● **Task inputs**

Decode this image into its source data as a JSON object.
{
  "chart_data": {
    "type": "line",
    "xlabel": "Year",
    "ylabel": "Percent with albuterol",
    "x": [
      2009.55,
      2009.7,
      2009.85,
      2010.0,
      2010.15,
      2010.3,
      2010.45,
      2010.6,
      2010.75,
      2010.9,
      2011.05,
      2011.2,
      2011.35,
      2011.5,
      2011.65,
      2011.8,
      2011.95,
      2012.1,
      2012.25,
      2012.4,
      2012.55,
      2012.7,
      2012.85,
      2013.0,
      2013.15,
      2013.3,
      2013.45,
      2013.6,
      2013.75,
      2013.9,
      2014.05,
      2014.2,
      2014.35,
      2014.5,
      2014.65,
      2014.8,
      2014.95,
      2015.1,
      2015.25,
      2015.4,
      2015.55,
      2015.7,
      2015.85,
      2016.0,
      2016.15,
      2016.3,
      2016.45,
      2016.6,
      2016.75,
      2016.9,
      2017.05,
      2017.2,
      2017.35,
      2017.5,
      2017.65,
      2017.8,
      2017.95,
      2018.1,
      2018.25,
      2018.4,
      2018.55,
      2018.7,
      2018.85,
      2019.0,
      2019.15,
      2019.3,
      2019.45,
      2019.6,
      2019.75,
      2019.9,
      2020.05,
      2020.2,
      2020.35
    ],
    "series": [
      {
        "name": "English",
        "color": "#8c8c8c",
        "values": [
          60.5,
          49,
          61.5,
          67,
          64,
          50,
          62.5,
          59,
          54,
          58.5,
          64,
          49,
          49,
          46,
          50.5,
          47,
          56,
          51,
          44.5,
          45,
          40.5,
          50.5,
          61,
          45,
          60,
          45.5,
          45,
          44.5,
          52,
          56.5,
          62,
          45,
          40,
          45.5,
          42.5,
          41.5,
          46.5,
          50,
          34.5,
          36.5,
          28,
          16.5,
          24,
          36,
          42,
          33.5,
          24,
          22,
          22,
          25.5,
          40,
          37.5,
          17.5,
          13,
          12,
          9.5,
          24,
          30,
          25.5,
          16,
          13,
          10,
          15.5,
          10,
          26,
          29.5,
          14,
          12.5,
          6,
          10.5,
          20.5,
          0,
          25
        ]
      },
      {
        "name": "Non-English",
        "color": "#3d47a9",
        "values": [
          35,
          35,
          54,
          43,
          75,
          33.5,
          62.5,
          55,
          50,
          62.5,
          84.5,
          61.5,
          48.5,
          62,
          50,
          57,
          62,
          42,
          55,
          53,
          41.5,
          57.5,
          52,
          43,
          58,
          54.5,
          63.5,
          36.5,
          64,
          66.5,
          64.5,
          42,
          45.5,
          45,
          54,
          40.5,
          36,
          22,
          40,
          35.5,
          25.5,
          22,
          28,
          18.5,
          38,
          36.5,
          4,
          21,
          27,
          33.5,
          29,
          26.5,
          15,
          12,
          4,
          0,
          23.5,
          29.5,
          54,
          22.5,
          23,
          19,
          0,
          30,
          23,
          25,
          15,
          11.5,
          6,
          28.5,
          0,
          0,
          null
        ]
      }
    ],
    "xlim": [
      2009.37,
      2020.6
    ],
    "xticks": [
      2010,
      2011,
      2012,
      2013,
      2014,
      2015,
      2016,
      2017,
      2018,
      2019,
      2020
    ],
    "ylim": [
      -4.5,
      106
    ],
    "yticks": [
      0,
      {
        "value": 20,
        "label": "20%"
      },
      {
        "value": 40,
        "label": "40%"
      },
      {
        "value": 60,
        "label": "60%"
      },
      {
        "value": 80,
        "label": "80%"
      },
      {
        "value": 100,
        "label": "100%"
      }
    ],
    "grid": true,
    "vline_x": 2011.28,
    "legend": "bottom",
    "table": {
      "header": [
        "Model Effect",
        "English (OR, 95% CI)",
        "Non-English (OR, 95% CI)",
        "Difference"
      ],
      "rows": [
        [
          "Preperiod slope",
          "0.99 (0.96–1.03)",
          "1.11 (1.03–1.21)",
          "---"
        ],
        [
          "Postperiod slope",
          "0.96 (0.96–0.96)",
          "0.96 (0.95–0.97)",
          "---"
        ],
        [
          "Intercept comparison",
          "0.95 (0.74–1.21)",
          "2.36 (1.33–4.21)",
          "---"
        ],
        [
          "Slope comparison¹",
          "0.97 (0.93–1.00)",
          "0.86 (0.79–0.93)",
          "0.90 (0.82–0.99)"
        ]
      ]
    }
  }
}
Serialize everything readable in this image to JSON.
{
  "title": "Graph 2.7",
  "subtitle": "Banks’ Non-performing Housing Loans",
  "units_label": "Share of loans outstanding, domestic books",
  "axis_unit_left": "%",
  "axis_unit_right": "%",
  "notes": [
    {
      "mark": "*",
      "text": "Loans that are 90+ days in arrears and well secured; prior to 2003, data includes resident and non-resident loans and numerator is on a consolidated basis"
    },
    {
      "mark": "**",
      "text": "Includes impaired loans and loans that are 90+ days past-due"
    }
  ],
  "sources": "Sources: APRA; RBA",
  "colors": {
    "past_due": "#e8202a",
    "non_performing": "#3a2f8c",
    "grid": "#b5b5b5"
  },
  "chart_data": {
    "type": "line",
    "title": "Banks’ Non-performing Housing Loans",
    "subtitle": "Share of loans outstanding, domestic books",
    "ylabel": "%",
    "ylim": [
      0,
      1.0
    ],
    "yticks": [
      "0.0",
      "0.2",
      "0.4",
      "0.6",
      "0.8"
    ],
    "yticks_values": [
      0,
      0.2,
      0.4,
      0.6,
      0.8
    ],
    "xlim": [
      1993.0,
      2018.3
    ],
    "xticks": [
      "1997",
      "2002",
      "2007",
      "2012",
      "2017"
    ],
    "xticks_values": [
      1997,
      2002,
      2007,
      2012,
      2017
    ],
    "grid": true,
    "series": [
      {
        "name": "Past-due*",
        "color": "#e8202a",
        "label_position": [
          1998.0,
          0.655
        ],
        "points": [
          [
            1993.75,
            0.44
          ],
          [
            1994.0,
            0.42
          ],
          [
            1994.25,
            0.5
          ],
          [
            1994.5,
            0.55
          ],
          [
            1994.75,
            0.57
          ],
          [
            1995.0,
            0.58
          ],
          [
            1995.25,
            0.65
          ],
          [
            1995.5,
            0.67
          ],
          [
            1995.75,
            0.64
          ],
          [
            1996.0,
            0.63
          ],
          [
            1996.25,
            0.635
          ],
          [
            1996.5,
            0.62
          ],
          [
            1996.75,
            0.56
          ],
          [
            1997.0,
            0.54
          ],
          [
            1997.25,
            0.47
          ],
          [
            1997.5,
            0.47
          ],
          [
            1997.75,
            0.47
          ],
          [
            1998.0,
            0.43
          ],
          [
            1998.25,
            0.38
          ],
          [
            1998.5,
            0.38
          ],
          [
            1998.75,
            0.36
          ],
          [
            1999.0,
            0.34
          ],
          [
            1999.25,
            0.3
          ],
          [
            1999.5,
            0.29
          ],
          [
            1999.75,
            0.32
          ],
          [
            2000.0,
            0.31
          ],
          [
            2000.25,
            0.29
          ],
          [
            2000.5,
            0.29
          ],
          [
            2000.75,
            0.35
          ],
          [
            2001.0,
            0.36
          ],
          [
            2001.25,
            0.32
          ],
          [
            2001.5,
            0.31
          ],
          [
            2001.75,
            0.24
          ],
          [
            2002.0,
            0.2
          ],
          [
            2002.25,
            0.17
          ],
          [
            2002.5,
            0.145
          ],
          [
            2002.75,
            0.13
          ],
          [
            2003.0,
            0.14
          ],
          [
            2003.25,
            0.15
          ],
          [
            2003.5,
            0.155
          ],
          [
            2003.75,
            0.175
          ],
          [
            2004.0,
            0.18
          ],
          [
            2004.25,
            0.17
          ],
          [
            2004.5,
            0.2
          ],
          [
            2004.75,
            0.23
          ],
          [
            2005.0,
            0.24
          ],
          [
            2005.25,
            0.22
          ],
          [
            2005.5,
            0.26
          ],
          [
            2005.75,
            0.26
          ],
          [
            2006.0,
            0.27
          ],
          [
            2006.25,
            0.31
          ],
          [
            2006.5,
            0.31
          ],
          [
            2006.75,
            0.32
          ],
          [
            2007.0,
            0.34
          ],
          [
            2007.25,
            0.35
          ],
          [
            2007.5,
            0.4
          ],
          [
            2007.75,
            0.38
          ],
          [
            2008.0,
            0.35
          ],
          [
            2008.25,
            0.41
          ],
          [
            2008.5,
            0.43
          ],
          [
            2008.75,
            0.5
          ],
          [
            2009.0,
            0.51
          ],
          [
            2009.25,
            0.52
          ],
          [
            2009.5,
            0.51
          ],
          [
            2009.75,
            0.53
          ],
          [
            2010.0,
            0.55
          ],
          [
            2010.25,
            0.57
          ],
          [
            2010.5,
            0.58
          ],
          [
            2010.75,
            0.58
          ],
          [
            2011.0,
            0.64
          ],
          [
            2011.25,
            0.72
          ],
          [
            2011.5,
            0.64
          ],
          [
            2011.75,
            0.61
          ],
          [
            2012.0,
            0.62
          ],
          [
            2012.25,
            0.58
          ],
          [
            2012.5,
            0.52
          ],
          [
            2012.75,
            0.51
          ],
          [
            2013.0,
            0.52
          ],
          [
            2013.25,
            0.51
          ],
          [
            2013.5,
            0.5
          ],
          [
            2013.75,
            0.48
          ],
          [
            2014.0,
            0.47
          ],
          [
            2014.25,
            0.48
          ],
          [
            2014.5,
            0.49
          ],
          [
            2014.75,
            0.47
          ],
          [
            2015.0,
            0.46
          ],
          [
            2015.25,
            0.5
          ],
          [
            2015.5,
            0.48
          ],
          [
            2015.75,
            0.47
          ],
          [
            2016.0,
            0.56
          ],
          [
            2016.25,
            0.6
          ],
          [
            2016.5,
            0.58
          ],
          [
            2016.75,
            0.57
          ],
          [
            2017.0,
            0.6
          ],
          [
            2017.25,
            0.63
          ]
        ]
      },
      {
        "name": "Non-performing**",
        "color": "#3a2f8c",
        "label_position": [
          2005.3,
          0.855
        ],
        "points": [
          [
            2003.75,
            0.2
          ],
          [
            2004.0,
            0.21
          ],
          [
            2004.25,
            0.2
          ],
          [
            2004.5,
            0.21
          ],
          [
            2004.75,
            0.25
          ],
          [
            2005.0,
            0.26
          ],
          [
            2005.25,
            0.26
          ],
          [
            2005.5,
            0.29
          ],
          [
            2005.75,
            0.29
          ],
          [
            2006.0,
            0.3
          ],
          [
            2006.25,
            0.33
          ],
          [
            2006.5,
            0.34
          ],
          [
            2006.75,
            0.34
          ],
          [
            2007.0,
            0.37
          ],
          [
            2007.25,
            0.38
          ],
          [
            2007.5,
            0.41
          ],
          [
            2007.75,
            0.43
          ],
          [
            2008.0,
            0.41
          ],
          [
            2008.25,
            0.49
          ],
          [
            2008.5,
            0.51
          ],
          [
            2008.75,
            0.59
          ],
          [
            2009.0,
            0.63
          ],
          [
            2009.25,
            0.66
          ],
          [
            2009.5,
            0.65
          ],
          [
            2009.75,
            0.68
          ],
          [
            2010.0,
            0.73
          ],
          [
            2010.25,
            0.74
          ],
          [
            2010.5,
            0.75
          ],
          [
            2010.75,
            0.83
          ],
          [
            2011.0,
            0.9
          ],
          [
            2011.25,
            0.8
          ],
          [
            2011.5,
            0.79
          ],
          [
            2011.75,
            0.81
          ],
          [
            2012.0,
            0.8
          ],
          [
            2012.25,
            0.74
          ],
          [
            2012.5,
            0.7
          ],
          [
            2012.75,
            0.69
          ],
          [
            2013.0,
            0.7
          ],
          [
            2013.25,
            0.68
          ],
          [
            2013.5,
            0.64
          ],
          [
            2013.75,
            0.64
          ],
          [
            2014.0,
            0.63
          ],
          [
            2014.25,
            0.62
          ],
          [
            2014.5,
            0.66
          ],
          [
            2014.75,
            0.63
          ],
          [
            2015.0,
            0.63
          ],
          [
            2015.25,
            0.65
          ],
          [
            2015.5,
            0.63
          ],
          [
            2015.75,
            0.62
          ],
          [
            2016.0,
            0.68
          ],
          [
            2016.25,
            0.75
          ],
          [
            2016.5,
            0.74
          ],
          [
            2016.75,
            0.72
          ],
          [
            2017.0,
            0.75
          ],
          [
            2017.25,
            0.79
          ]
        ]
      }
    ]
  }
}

● **Problem statement**
Above are the records. Copy every line in them holding "Banks".

● **Task answer**
  "subtitle": "Banks’ Non-performing Housing Loans",
    "title": "Banks’ Non-performing Housing Loans",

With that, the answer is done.